# EXERCISE GOAL
Work through the material below and count the lines holding the word "Γλώσσα"; give that count and nothing more.

Stored data entries
>>>

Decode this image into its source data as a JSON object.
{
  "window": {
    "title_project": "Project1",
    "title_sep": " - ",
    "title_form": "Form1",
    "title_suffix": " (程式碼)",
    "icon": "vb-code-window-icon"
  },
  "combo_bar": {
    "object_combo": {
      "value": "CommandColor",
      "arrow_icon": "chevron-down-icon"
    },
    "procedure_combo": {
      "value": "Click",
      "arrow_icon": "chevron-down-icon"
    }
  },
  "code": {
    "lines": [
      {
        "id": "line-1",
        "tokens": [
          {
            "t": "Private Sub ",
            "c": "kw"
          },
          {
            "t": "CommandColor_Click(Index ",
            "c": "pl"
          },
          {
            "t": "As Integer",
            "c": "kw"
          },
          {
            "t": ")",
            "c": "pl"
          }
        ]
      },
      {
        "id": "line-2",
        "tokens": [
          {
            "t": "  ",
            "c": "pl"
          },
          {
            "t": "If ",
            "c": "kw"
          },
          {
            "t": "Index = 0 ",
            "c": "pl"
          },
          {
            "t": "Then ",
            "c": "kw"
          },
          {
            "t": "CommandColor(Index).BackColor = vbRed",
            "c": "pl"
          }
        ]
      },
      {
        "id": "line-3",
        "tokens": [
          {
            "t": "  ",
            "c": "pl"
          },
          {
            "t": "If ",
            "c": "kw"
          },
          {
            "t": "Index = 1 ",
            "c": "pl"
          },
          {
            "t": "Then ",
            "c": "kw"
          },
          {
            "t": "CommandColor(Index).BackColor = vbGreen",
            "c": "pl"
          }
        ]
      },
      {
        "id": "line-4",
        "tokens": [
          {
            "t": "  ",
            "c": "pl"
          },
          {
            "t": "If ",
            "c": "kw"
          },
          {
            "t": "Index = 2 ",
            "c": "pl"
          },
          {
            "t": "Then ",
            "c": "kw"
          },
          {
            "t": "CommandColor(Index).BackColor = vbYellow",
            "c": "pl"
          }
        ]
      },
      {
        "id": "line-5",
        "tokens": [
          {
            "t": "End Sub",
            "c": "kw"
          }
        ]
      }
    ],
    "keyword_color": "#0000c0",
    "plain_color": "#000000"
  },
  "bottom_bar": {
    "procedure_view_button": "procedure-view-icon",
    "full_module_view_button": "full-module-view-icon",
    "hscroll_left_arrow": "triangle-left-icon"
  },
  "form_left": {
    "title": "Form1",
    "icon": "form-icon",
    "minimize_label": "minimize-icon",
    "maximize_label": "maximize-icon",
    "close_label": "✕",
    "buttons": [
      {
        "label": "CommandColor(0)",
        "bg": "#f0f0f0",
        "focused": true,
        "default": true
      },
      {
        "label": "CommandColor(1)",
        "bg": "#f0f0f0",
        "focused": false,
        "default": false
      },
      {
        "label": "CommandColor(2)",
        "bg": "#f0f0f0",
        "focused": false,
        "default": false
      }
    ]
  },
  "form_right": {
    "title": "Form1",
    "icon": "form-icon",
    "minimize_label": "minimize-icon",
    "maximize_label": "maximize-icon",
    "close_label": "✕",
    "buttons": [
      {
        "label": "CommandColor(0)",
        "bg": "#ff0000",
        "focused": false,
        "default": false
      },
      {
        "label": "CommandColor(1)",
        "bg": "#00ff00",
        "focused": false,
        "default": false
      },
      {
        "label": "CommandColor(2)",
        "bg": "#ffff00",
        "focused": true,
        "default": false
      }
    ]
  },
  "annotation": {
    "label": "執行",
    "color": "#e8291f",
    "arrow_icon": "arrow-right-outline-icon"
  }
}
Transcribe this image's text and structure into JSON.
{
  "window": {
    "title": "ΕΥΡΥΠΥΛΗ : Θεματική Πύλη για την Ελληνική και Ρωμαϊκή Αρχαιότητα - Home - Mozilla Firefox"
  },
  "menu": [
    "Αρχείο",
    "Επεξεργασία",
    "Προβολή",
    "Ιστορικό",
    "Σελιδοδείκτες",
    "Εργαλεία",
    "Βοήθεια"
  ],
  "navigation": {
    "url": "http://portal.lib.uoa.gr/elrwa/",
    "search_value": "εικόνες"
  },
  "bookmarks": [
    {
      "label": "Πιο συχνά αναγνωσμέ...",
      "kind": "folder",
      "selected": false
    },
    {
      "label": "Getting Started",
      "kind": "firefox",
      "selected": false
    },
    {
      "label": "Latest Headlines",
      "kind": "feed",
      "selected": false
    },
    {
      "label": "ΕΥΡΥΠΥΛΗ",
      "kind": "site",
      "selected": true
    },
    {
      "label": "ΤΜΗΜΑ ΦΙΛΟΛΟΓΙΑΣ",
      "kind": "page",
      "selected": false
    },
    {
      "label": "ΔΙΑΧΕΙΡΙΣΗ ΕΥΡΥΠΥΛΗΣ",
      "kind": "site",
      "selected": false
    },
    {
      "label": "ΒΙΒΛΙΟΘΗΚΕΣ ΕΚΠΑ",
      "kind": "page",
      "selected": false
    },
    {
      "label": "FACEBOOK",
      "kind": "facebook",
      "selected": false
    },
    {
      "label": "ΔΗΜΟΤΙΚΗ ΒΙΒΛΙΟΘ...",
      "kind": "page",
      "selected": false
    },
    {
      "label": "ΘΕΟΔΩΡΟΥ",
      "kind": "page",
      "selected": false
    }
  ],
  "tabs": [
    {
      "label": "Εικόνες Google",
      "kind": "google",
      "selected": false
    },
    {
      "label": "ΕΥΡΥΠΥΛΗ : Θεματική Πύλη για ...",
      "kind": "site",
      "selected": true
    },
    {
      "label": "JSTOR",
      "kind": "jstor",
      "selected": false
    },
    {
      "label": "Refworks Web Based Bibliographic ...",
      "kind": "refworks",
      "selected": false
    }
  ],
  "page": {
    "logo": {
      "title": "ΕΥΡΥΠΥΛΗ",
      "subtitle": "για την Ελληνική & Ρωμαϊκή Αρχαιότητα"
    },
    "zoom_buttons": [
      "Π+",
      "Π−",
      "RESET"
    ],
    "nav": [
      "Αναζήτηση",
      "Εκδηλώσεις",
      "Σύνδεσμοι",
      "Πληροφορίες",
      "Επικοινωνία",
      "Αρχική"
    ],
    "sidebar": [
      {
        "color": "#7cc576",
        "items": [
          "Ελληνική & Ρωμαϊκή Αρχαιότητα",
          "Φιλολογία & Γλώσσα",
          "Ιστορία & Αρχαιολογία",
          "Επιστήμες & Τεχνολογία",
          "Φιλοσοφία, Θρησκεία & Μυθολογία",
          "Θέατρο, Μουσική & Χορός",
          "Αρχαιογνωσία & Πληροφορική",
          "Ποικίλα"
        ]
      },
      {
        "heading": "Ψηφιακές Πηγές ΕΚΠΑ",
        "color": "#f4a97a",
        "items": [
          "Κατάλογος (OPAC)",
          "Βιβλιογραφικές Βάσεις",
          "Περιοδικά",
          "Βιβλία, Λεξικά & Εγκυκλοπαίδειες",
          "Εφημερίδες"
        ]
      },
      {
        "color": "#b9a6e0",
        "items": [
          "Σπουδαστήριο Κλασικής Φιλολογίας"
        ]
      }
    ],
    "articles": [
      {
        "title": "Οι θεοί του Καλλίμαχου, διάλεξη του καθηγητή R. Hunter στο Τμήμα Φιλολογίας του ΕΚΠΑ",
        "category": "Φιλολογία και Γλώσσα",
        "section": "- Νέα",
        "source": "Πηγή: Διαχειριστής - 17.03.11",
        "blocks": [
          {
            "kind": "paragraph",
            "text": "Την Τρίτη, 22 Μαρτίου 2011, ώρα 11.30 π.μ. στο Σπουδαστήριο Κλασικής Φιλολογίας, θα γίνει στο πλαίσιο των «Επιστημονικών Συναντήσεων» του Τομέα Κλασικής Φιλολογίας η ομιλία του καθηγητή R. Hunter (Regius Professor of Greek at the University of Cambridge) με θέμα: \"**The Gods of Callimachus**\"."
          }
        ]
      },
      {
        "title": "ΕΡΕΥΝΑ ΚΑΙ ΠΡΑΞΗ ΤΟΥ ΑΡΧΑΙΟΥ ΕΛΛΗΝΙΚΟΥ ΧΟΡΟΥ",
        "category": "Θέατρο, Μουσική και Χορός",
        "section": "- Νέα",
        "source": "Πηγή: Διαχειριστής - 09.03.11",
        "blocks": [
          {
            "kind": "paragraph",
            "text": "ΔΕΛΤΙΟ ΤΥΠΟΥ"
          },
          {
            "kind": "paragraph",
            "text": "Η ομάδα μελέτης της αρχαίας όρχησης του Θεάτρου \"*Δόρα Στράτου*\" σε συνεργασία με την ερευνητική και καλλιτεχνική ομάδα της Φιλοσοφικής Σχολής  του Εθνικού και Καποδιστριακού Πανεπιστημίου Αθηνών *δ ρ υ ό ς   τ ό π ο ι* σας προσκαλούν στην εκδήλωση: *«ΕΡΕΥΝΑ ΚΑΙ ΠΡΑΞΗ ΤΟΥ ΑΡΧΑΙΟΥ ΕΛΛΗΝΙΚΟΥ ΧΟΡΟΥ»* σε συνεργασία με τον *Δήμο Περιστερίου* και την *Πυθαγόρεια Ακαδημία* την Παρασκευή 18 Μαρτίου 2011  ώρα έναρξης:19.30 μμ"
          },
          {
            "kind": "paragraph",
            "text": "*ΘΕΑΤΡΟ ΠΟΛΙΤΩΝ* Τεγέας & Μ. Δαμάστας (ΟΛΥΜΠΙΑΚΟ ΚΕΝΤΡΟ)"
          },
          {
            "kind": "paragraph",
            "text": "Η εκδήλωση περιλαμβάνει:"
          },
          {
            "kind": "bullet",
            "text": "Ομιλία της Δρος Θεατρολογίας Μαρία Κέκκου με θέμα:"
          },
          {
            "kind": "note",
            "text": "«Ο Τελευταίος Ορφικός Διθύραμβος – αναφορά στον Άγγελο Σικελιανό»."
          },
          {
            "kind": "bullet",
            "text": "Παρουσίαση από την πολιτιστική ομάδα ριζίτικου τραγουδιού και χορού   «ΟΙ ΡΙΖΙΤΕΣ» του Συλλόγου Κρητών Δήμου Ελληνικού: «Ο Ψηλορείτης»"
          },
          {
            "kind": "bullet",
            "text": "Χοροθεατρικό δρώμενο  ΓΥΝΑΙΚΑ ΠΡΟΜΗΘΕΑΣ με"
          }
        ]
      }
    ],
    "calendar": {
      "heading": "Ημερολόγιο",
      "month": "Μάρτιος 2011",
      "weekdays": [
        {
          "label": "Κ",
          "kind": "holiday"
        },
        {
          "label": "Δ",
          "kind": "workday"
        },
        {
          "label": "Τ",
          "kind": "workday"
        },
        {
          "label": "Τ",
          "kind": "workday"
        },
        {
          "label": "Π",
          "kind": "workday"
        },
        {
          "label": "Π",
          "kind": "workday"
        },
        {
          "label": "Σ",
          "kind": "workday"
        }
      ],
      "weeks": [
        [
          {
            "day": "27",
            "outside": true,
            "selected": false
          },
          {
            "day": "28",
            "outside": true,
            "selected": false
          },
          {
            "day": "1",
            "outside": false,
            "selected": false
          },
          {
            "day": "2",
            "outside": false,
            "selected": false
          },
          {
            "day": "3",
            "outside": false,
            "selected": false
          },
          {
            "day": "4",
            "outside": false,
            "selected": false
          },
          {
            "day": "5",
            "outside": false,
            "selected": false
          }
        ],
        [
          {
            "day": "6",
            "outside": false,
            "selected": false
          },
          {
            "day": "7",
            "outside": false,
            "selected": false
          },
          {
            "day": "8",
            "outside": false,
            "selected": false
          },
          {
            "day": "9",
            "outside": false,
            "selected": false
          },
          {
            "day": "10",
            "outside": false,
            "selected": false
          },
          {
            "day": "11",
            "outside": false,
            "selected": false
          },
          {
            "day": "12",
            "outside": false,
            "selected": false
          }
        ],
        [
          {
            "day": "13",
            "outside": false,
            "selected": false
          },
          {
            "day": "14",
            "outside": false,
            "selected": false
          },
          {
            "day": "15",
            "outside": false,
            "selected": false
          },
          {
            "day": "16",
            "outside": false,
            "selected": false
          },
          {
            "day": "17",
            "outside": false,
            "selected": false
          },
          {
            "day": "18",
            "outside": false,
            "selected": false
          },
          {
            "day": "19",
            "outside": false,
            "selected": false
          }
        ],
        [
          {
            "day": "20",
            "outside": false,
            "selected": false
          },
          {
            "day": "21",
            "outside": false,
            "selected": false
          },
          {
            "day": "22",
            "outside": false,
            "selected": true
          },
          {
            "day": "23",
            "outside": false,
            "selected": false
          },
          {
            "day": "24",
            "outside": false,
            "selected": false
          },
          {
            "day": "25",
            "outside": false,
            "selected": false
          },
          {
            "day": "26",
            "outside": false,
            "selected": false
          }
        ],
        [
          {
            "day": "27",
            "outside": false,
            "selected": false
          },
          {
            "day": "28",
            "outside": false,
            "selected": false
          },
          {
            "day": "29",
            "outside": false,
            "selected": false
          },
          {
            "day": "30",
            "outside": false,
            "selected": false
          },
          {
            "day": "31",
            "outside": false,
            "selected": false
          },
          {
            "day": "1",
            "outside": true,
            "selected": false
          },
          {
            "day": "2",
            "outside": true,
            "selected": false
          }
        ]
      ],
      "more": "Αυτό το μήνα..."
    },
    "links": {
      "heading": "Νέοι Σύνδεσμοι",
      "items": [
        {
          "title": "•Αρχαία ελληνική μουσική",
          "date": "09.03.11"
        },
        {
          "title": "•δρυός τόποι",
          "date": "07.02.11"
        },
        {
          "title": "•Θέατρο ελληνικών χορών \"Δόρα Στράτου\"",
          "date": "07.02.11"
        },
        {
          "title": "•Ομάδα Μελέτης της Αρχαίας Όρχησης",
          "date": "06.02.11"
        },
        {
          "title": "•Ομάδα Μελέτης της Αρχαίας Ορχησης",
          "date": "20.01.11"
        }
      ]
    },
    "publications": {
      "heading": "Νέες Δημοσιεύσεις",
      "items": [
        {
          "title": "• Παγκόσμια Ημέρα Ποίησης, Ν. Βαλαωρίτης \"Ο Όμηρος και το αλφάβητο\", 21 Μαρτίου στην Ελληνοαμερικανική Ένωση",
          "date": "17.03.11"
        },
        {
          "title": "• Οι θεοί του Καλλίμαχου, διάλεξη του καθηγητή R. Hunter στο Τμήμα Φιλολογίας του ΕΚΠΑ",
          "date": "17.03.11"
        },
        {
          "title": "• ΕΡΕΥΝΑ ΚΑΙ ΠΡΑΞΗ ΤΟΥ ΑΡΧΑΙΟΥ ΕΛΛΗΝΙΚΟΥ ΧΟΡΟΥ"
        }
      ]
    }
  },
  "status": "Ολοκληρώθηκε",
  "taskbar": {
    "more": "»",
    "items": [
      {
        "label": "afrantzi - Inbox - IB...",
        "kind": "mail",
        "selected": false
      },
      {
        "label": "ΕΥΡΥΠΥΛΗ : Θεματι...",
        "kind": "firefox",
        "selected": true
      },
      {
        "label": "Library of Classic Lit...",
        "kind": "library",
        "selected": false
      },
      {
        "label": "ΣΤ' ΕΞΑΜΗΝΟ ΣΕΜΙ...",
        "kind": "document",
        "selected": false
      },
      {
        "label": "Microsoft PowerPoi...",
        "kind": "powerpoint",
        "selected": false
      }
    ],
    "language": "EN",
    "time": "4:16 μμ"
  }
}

<<<

# TASK OUTPUT
2